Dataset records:
::::
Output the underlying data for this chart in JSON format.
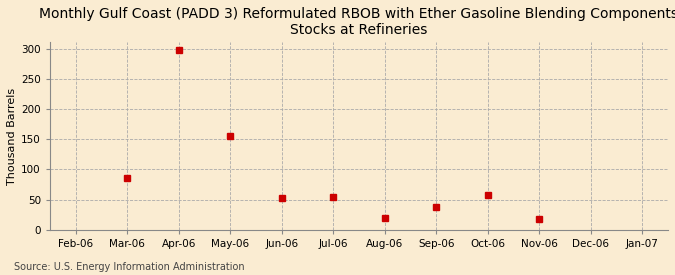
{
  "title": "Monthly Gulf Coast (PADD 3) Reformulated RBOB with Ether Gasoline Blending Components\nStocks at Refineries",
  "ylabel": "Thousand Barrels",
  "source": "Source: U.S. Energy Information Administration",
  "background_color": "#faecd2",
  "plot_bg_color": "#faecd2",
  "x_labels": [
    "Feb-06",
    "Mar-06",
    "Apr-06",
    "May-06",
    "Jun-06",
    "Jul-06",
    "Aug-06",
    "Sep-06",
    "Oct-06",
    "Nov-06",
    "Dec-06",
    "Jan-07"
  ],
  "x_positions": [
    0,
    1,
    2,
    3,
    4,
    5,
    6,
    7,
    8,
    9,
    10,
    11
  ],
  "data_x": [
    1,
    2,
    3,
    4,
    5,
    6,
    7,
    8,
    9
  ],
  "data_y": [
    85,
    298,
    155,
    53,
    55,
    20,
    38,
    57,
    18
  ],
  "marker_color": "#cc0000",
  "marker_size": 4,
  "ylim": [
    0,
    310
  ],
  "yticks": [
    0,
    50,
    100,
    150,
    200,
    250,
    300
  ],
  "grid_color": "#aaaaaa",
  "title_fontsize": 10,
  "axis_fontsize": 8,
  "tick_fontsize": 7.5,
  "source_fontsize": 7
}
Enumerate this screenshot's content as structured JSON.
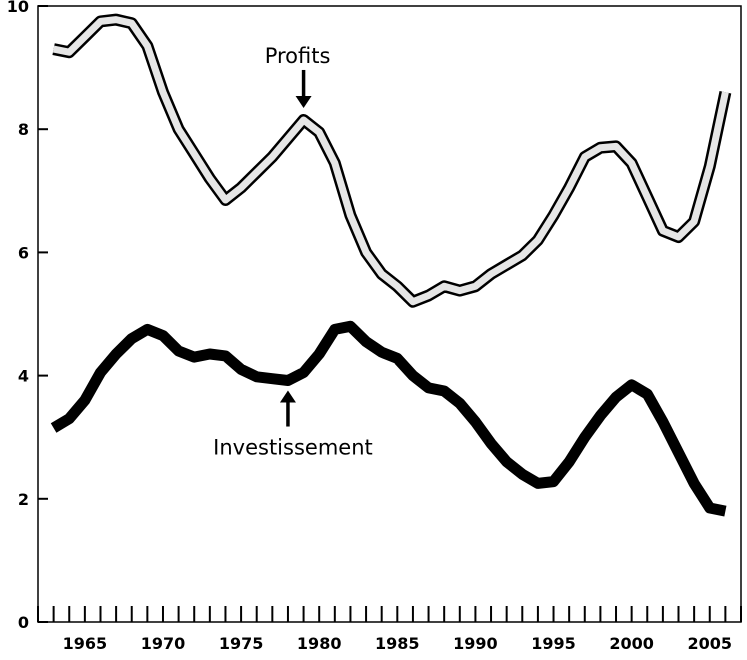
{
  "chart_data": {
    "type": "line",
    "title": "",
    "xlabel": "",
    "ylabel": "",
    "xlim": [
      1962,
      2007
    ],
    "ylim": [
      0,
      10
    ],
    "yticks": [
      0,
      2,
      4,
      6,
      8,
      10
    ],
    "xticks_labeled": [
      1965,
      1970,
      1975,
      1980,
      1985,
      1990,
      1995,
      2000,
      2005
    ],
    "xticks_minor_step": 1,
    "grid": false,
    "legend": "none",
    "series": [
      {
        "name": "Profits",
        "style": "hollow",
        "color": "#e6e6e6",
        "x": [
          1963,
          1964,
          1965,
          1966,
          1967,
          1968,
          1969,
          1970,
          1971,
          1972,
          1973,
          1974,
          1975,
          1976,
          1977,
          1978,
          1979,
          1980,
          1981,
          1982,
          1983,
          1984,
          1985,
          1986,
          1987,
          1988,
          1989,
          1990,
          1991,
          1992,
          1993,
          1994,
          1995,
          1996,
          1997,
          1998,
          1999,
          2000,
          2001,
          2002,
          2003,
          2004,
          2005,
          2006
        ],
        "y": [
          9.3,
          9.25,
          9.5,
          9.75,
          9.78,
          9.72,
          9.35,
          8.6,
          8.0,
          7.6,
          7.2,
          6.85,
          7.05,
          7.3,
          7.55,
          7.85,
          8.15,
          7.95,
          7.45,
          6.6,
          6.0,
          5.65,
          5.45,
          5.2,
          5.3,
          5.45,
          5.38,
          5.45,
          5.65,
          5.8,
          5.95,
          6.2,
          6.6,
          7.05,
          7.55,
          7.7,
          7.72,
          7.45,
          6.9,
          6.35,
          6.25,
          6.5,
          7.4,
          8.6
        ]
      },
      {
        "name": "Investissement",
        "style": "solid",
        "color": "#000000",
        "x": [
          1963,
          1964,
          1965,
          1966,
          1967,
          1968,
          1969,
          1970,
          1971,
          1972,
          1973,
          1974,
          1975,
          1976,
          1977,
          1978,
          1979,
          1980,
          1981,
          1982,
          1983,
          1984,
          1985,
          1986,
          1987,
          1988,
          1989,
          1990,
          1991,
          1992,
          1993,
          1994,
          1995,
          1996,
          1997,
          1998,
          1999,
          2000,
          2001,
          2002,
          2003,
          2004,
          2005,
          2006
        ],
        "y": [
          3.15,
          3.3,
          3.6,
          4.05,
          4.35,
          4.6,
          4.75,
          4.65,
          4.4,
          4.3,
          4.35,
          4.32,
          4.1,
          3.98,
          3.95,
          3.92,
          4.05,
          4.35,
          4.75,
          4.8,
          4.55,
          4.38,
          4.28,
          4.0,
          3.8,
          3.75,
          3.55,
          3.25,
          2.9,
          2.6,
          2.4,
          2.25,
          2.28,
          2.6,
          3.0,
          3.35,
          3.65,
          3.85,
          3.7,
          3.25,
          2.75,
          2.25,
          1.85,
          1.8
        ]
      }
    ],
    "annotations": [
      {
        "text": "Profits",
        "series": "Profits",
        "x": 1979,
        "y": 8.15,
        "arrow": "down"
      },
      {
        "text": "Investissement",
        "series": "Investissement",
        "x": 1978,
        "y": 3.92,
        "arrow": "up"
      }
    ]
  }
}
::::
** Requirements **
Exclude the images, then output the data above word for word.

** Exercise response **
Output the underlying data for this chart in JSON format.
{
  "title": "Monthly Gulf Coast (PADD 3) Reformulated RBOB with Ether Gasoline Blending Components\nStocks at Refineries",
  "ylabel": "Thousand Barrels",
  "source": "Source: U.S. Energy Information Administration",
  "background_color": "#faecd2",
  "plot_bg_color": "#faecd2",
  "x_labels": [
    "Feb-06",
    "Mar-06",
    "Apr-06",
    "May-06",
    "Jun-06",
    "Jul-06",
    "Aug-06",
    "Sep-06",
    "Oct-06",
    "Nov-06",
    "Dec-06",
    "Jan-07"
  ],
  "x_positions": [
    0,
    1,
    2,
    3,
    4,
    5,
    6,
    7,
    8,
    9,
    10,
    11
  ],
  "data_x": [
    1,
    2,
    3,
    4,
    5,
    6,
    7,
    8,
    9
  ],
  "data_y": [
    85,
    298,
    155,
    53,
    55,
    20,
    38,
    57,
    18
  ],
  "marker_color": "#cc0000",
  "marker_size": 4,
  "ylim": [
    0,
    310
  ],
  "yticks": [
    0,
    50,
    100,
    150,
    200,
    250,
    300
  ],
  "grid_color": "#aaaaaa",
  "title_fontsize": 10,
  "axis_fontsize": 8,
  "tick_fontsize": 7.5,
  "source_fontsize": 7
}
Enumerate this screenshot's content as structured JSON.
{
  "chart_data": {
    "type": "line",
    "title": "",
    "xlabel": "",
    "ylabel": "",
    "xlim": [
      1962,
      2007
    ],
    "ylim": [
      0,
      10
    ],
    "yticks": [
      0,
      2,
      4,
      6,
      8,
      10
    ],
    "xticks_labeled": [
      1965,
      1970,
      1975,
      1980,
      1985,
      1990,
      1995,
      2000,
      2005
    ],
    "xticks_minor_step": 1,
    "grid": false,
    "legend": "none",
    "series": [
      {
        "name": "Profits",
        "style": "hollow",
        "color": "#e6e6e6",
        "x": [
          1963,
          1964,
          1965,
          1966,
          1967,
          1968,
          1969,
          1970,
          1971,
          1972,
          1973,
          1974,
          1975,
          1976,
          1977,
          1978,
          1979,
          1980,
          1981,
          1982,
          1983,
          1984,
          1985,
          1986,
          1987,
          1988,
          1989,
          1990,
          1991,
          1992,
          1993,
          1994,
          1995,
          1996,
          1997,
          1998,
          1999,
          2000,
          2001,
          2002,
          2003,
          2004,
          2005,
          2006
        ],
        "y": [
          9.3,
          9.25,
          9.5,
          9.75,
          9.78,
          9.72,
          9.35,
          8.6,
          8.0,
          7.6,
          7.2,
          6.85,
          7.05,
          7.3,
          7.55,
          7.85,
          8.15,
          7.95,
          7.45,
          6.6,
          6.0,
          5.65,
          5.45,
          5.2,
          5.3,
          5.45,
          5.38,
          5.45,
          5.65,
          5.8,
          5.95,
          6.2,
          6.6,
          7.05,
          7.55,
          7.7,
          7.72,
          7.45,
          6.9,
          6.35,
          6.25,
          6.5,
          7.4,
          8.6
        ]
      },
      {
        "name": "Investissement",
        "style": "solid",
        "color": "#000000",
        "x": [
          1963,
          1964,
          1965,
          1966,
          1967,
          1968,
          1969,
          1970,
          1971,
          1972,
          1973,
          1974,
          1975,
          1976,
          1977,
          1978,
          1979,
          1980,
          1981,
          1982,
          1983,
          1984,
          1985,
          1986,
          1987,
          1988,
          1989,
          1990,
          1991,
          1992,
          1993,
          1994,
          1995,
          1996,
          1997,
          1998,
          1999,
          2000,
          2001,
          2002,
          2003,
          2004,
          2005,
          2006
        ],
        "y": [
          3.15,
          3.3,
          3.6,
          4.05,
          4.35,
          4.6,
          4.75,
          4.65,
          4.4,
          4.3,
          4.35,
          4.32,
          4.1,
          3.98,
          3.95,
          3.92,
          4.05,
          4.35,
          4.75,
          4.8,
          4.55,
          4.38,
          4.28,
          4.0,
          3.8,
          3.75,
          3.55,
          3.25,
          2.9,
          2.6,
          2.4,
          2.25,
          2.28,
          2.6,
          3.0,
          3.35,
          3.65,
          3.85,
          3.7,
          3.25,
          2.75,
          2.25,
          1.85,
          1.8
        ]
      }
    ],
    "annotations": [
      {
        "text": "Profits",
        "series": "Profits",
        "x": 1979,
        "y": 8.15,
        "arrow": "down"
      },
      {
        "text": "Investissement",
        "series": "Investissement",
        "x": 1978,
        "y": 3.92,
        "arrow": "up"
      }
    ]
  }
}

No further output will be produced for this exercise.